■ WRITTEN REQUEST ■
Report only how many lines hold the word "предоставлении".

Extracted records:
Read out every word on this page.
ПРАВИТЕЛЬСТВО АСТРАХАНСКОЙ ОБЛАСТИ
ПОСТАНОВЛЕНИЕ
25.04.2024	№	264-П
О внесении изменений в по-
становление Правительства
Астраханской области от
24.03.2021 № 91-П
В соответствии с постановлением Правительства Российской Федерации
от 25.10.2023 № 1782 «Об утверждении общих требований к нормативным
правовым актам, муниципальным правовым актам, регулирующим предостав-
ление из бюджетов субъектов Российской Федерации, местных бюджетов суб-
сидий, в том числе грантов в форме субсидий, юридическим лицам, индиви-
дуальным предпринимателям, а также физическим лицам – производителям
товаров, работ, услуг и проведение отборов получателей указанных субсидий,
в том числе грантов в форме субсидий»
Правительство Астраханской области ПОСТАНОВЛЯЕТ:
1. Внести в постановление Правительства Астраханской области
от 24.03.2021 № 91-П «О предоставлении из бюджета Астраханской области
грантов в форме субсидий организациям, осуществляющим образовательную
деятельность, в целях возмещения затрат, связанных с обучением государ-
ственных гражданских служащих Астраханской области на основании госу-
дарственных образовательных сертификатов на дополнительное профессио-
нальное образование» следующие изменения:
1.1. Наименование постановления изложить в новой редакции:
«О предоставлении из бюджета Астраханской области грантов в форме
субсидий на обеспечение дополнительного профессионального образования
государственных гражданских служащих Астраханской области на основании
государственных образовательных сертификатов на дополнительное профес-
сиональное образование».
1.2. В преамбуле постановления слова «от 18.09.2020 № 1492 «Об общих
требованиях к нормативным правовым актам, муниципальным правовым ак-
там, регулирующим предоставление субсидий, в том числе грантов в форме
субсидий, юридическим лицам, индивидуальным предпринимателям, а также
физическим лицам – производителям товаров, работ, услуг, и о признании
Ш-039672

--

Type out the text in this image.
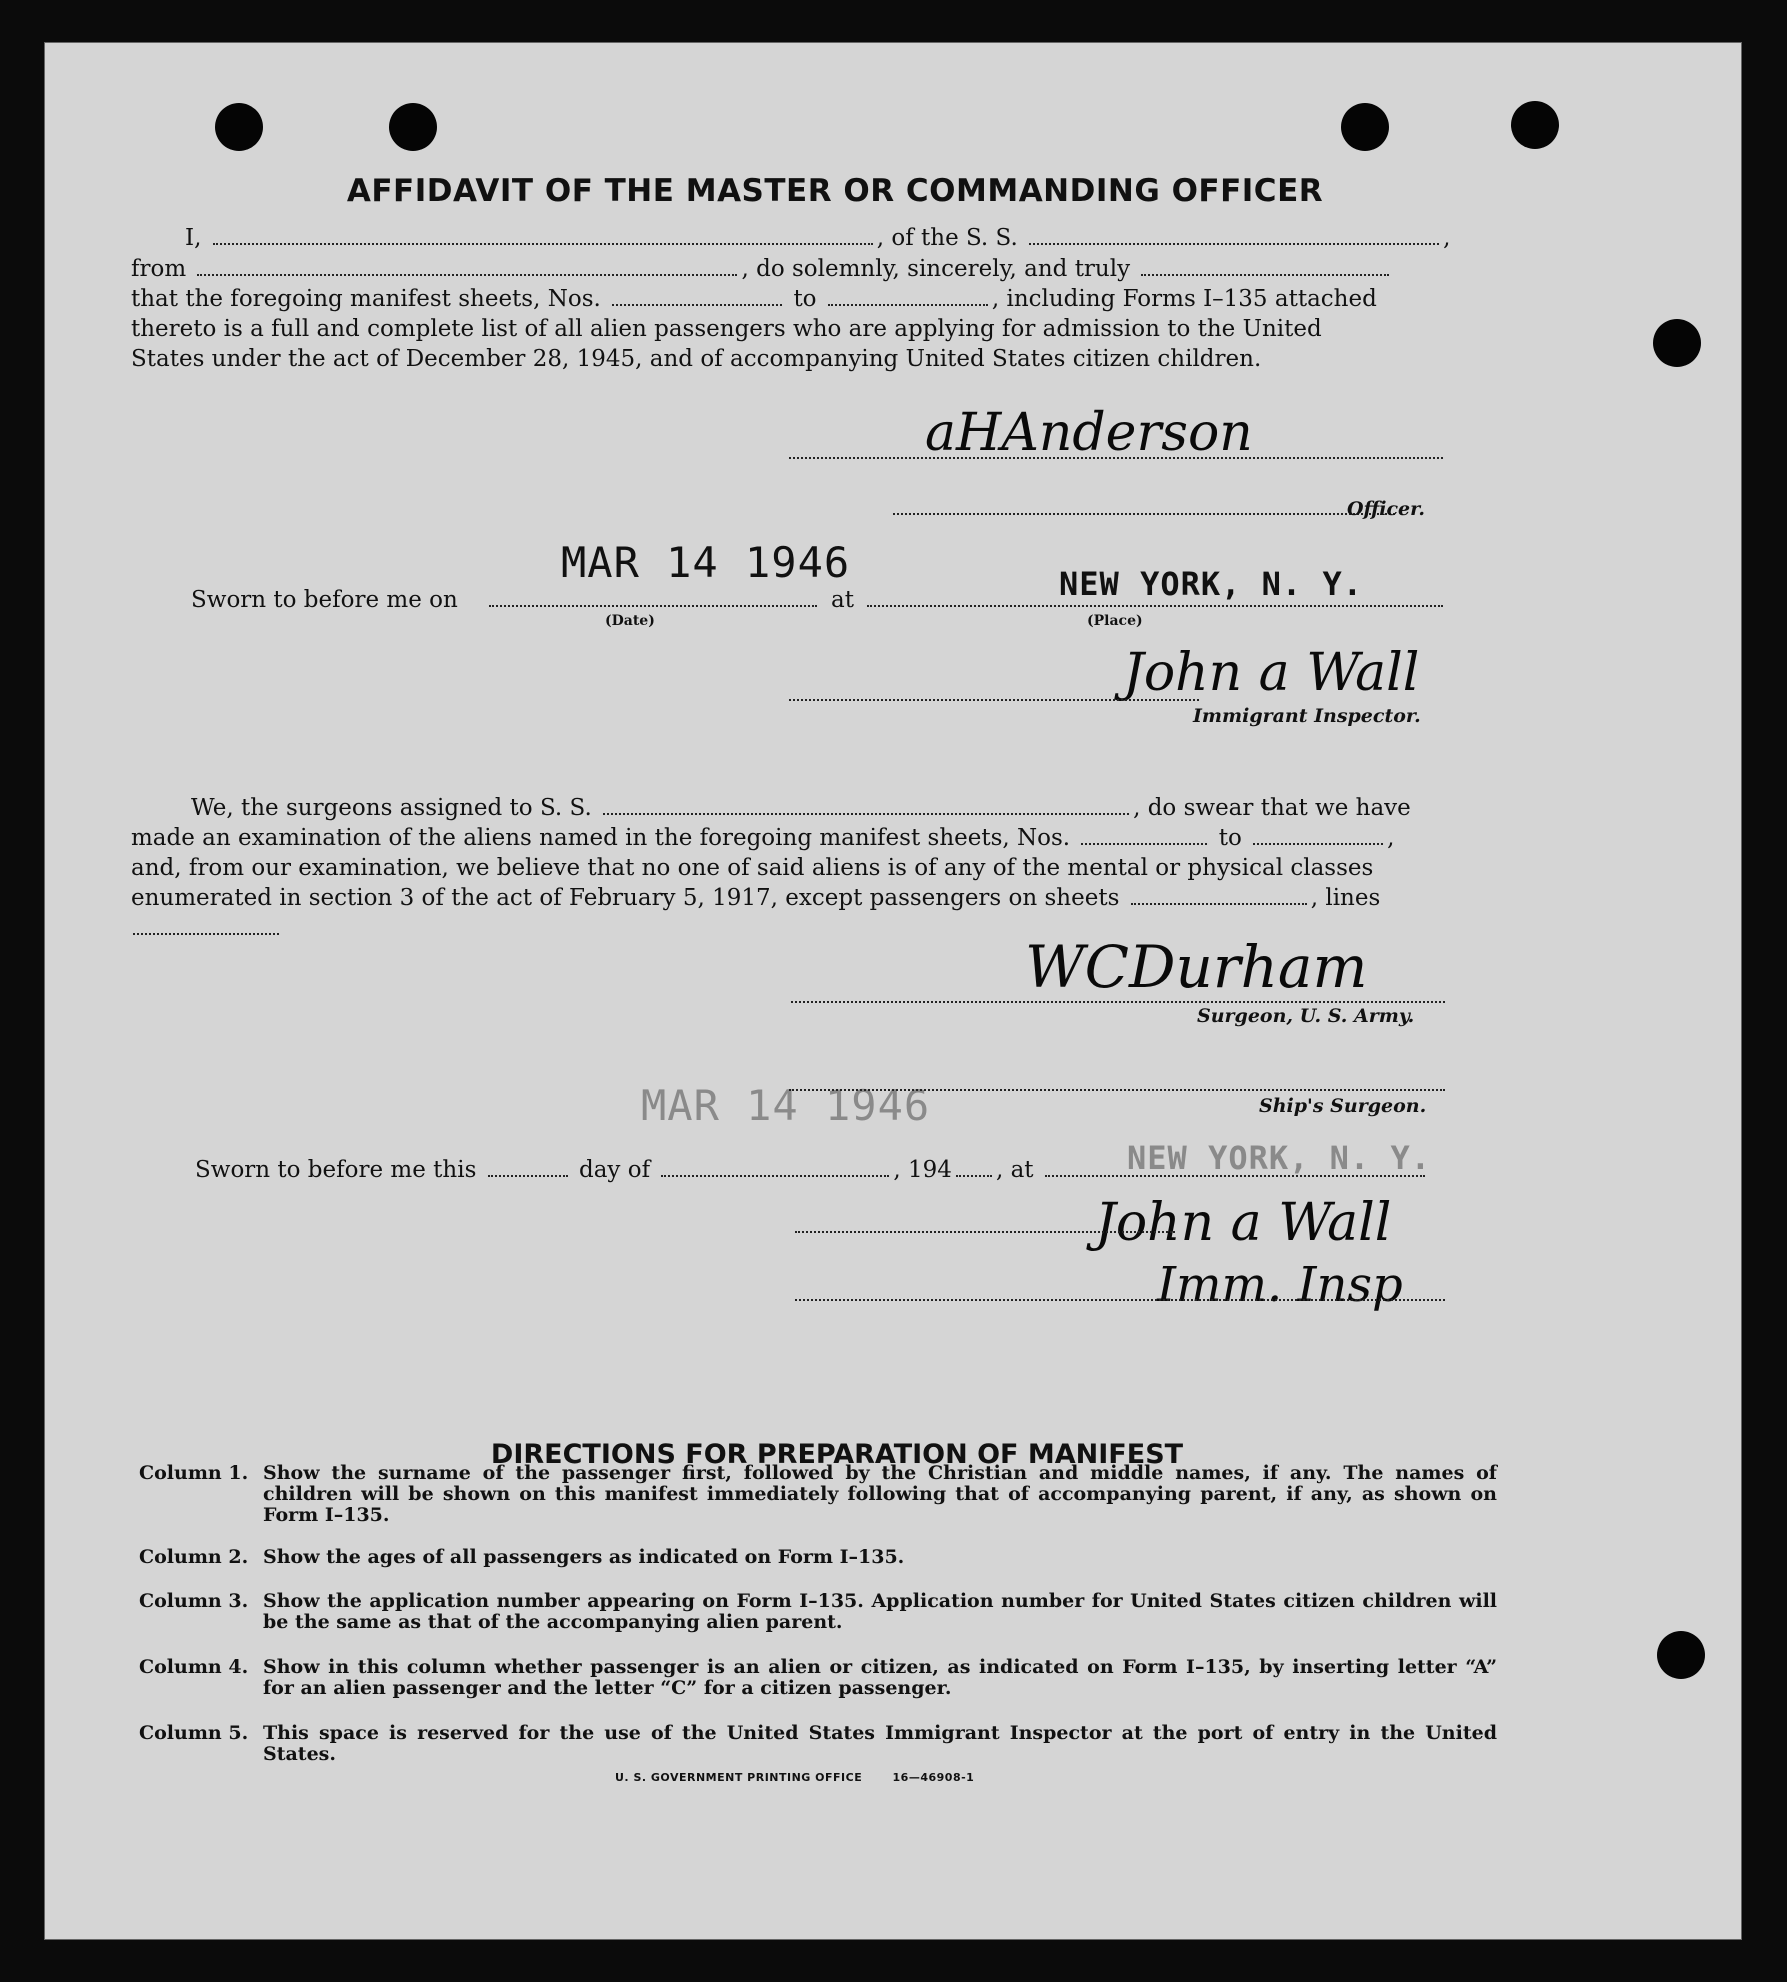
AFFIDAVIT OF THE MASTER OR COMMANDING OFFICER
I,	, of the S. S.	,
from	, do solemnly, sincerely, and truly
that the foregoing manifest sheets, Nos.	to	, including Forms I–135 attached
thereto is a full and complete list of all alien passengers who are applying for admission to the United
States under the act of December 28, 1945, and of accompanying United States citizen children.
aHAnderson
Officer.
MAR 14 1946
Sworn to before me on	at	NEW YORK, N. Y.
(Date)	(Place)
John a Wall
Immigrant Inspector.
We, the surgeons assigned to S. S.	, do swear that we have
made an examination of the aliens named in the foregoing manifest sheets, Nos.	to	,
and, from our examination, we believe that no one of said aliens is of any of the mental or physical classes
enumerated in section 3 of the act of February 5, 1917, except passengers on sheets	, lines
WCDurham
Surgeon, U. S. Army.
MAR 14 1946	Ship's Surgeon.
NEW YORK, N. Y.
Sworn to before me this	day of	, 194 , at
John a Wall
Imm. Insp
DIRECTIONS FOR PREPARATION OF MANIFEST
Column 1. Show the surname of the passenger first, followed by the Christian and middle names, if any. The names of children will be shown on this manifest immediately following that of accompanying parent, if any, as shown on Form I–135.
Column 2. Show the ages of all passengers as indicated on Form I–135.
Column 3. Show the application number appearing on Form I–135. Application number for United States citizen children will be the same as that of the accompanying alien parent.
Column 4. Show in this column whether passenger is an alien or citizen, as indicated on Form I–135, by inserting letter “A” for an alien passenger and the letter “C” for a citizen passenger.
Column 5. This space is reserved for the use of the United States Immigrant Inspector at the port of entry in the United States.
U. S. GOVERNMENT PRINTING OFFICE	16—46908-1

■ EXPECTED ANSWER ■
2